Begin

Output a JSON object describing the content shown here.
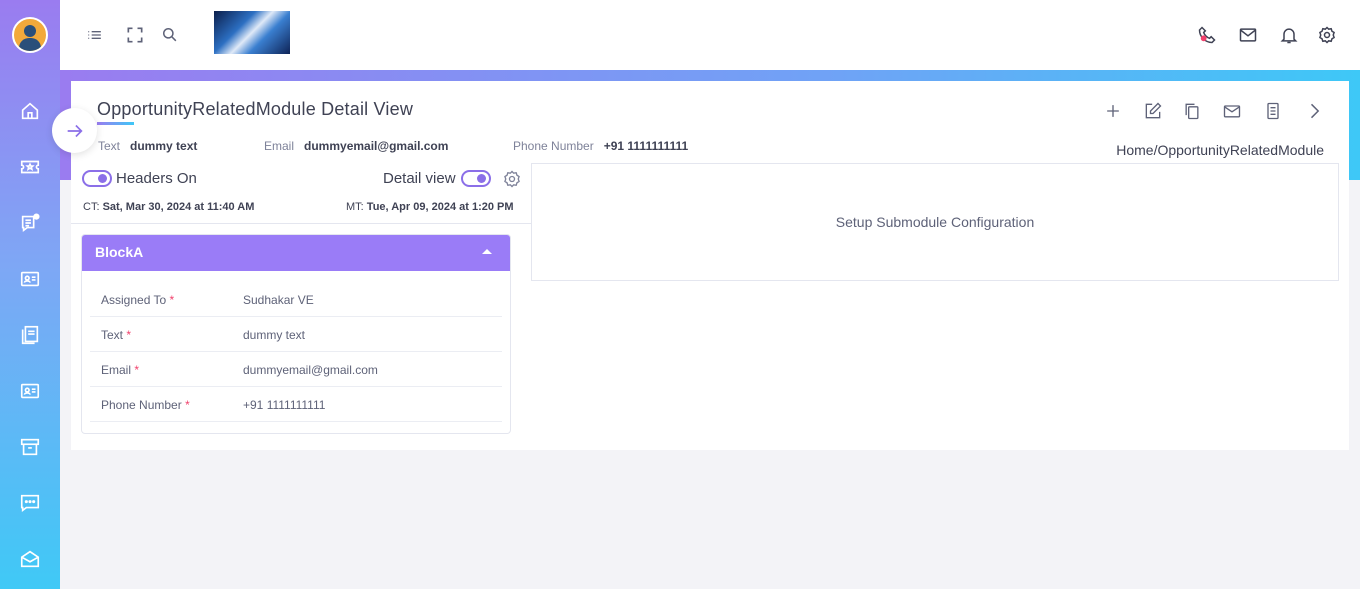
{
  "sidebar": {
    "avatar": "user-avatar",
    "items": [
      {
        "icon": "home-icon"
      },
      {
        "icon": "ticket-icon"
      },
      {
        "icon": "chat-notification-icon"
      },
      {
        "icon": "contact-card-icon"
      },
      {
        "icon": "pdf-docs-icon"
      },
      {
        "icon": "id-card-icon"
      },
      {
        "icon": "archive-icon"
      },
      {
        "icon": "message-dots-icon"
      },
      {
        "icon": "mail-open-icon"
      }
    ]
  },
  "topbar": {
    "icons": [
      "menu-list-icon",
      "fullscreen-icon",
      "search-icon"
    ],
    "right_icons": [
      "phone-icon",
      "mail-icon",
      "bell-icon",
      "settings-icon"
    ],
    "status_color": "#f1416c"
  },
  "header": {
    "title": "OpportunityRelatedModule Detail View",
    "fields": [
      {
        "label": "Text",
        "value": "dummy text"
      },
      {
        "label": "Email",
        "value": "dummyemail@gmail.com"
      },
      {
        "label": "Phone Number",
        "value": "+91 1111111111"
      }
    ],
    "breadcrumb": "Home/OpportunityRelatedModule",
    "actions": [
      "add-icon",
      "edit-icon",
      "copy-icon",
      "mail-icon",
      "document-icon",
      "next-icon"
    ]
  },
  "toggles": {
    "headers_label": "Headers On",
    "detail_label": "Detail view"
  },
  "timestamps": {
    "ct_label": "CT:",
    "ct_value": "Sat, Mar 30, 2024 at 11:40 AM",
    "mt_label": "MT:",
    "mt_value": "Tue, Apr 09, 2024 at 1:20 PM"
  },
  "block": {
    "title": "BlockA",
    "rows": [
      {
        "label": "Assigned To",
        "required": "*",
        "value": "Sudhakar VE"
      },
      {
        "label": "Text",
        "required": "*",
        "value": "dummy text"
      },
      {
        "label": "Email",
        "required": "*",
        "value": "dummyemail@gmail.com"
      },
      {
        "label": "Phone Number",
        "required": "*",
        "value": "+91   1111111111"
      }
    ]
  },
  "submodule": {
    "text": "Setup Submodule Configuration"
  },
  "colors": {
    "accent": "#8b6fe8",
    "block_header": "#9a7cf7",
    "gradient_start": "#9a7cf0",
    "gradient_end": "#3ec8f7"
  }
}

End

Identify all lines in the records above with the word "card".

SOLVED EXERCISE →
        "icon": "contact-card-icon"
        "icon": "id-card-icon"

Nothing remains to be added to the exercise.